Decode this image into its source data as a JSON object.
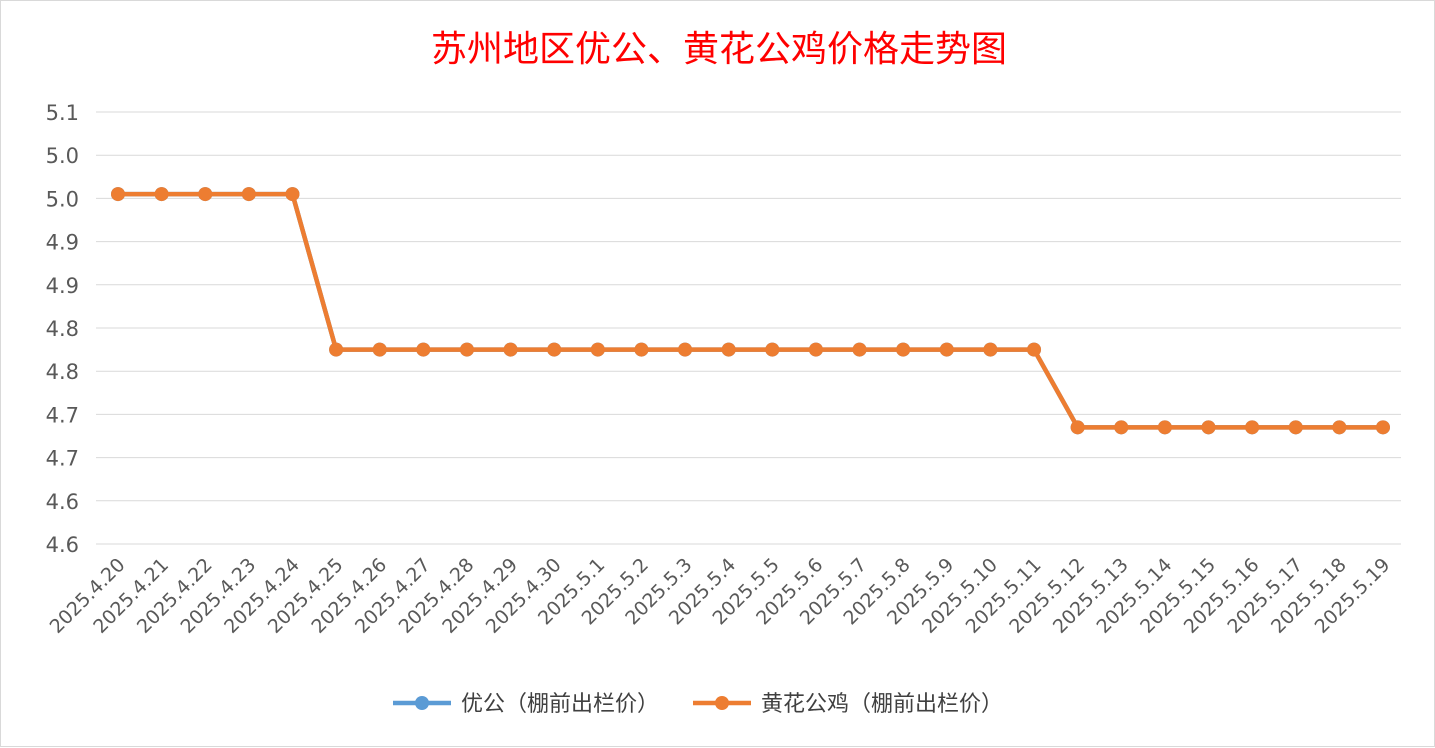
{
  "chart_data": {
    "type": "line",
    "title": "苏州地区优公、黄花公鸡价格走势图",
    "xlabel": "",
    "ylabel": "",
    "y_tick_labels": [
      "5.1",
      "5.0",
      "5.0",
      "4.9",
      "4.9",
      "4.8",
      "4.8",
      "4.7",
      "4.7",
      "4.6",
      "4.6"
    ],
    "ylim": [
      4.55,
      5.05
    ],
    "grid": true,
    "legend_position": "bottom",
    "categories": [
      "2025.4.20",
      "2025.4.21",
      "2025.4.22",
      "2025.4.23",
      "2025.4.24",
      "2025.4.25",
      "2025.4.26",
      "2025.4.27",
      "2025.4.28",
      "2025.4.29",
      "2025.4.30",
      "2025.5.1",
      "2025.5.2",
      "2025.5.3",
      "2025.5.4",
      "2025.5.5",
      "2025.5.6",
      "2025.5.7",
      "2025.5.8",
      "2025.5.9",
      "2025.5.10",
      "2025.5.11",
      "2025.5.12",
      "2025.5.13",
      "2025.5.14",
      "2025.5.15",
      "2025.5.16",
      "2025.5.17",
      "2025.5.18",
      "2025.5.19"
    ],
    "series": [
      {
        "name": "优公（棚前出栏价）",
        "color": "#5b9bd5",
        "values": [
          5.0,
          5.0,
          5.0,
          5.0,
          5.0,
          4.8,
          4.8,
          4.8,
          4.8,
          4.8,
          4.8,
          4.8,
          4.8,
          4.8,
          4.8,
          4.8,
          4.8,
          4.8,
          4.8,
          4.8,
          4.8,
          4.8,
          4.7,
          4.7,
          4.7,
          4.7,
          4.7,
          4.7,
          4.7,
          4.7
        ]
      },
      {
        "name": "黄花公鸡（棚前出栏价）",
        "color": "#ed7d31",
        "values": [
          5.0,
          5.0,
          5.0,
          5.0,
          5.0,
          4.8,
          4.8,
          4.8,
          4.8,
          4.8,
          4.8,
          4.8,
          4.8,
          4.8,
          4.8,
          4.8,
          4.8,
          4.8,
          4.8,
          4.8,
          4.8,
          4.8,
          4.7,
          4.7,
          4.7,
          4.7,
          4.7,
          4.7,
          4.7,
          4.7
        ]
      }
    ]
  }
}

Problem description =
Pictures don't belong in the copy. Restate all the entries exactly.

Full output =
Decode this image into its source data as a JSON object.
{
  "chart_data": {
    "type": "line",
    "title": "苏州地区优公、黄花公鸡价格走势图",
    "xlabel": "",
    "ylabel": "",
    "y_tick_labels": [
      "5.1",
      "5.0",
      "5.0",
      "4.9",
      "4.9",
      "4.8",
      "4.8",
      "4.7",
      "4.7",
      "4.6",
      "4.6"
    ],
    "ylim": [
      4.55,
      5.05
    ],
    "grid": true,
    "legend_position": "bottom",
    "categories": [
      "2025.4.20",
      "2025.4.21",
      "2025.4.22",
      "2025.4.23",
      "2025.4.24",
      "2025.4.25",
      "2025.4.26",
      "2025.4.27",
      "2025.4.28",
      "2025.4.29",
      "2025.4.30",
      "2025.5.1",
      "2025.5.2",
      "2025.5.3",
      "2025.5.4",
      "2025.5.5",
      "2025.5.6",
      "2025.5.7",
      "2025.5.8",
      "2025.5.9",
      "2025.5.10",
      "2025.5.11",
      "2025.5.12",
      "2025.5.13",
      "2025.5.14",
      "2025.5.15",
      "2025.5.16",
      "2025.5.17",
      "2025.5.18",
      "2025.5.19"
    ],
    "series": [
      {
        "name": "优公（棚前出栏价）",
        "color": "#5b9bd5",
        "values": [
          5.0,
          5.0,
          5.0,
          5.0,
          5.0,
          4.8,
          4.8,
          4.8,
          4.8,
          4.8,
          4.8,
          4.8,
          4.8,
          4.8,
          4.8,
          4.8,
          4.8,
          4.8,
          4.8,
          4.8,
          4.8,
          4.8,
          4.7,
          4.7,
          4.7,
          4.7,
          4.7,
          4.7,
          4.7,
          4.7
        ]
      },
      {
        "name": "黄花公鸡（棚前出栏价）",
        "color": "#ed7d31",
        "values": [
          5.0,
          5.0,
          5.0,
          5.0,
          5.0,
          4.8,
          4.8,
          4.8,
          4.8,
          4.8,
          4.8,
          4.8,
          4.8,
          4.8,
          4.8,
          4.8,
          4.8,
          4.8,
          4.8,
          4.8,
          4.8,
          4.8,
          4.7,
          4.7,
          4.7,
          4.7,
          4.7,
          4.7,
          4.7,
          4.7
        ]
      }
    ]
  }
}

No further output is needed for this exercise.